Supplied material ::
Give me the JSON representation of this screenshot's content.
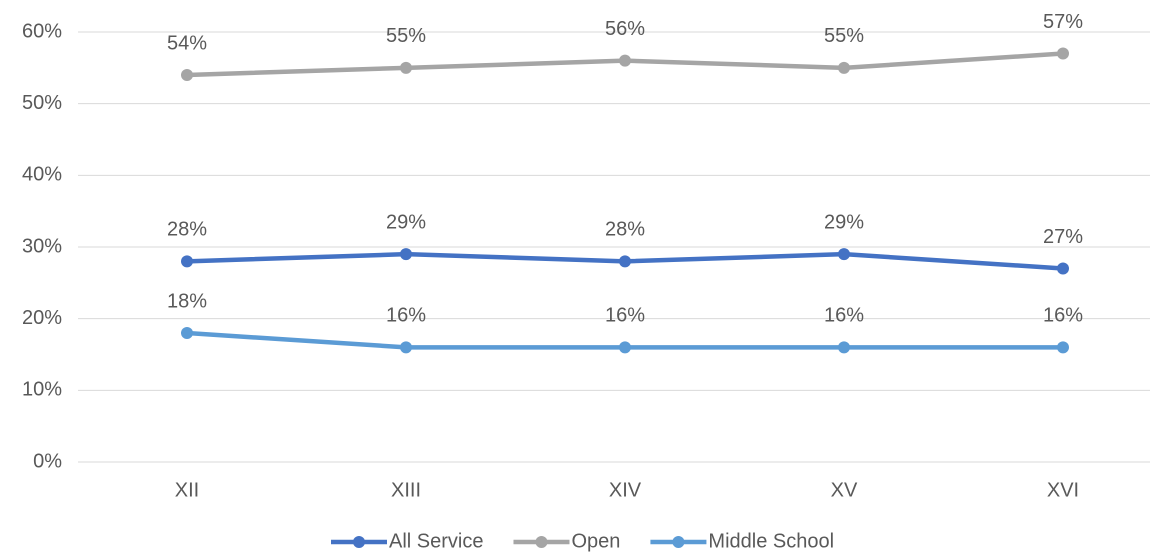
{
  "chart_data": {
    "type": "line",
    "categories": [
      "XII",
      "XIII",
      "XIV",
      "XV",
      "XVI"
    ],
    "series": [
      {
        "name": "All Service",
        "color": "#4472c4",
        "values": [
          28,
          29,
          28,
          29,
          27
        ],
        "value_labels": [
          "28%",
          "29%",
          "28%",
          "29%",
          "27%"
        ]
      },
      {
        "name": "Open",
        "color": "#a5a5a5",
        "values": [
          54,
          55,
          56,
          55,
          57
        ],
        "value_labels": [
          "54%",
          "55%",
          "56%",
          "55%",
          "57%"
        ]
      },
      {
        "name": "Middle School",
        "color": "#5b9bd5",
        "values": [
          18,
          16,
          16,
          16,
          16
        ],
        "value_labels": [
          "18%",
          "16%",
          "16%",
          "16%",
          "16%"
        ]
      }
    ],
    "ylim": [
      0,
      60
    ],
    "yticks": [
      {
        "value": 0,
        "label": "0%"
      },
      {
        "value": 10,
        "label": "10%"
      },
      {
        "value": 20,
        "label": "20%"
      },
      {
        "value": 30,
        "label": "30%"
      },
      {
        "value": 40,
        "label": "40%"
      },
      {
        "value": 50,
        "label": "50%"
      },
      {
        "value": 60,
        "label": "60%"
      }
    ],
    "grid": true,
    "legend": "bottom"
  }
}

Given request :: Keep the pictures out and write out the records exactly.

Solution below ::
Give me the JSON representation of this screenshot's content.
{
  "chart_data": {
    "type": "line",
    "categories": [
      "XII",
      "XIII",
      "XIV",
      "XV",
      "XVI"
    ],
    "series": [
      {
        "name": "All Service",
        "color": "#4472c4",
        "values": [
          28,
          29,
          28,
          29,
          27
        ],
        "value_labels": [
          "28%",
          "29%",
          "28%",
          "29%",
          "27%"
        ]
      },
      {
        "name": "Open",
        "color": "#a5a5a5",
        "values": [
          54,
          55,
          56,
          55,
          57
        ],
        "value_labels": [
          "54%",
          "55%",
          "56%",
          "55%",
          "57%"
        ]
      },
      {
        "name": "Middle School",
        "color": "#5b9bd5",
        "values": [
          18,
          16,
          16,
          16,
          16
        ],
        "value_labels": [
          "18%",
          "16%",
          "16%",
          "16%",
          "16%"
        ]
      }
    ],
    "ylim": [
      0,
      60
    ],
    "yticks": [
      {
        "value": 0,
        "label": "0%"
      },
      {
        "value": 10,
        "label": "10%"
      },
      {
        "value": 20,
        "label": "20%"
      },
      {
        "value": 30,
        "label": "30%"
      },
      {
        "value": 40,
        "label": "40%"
      },
      {
        "value": 50,
        "label": "50%"
      },
      {
        "value": 60,
        "label": "60%"
      }
    ],
    "grid": true,
    "legend": "bottom"
  }
}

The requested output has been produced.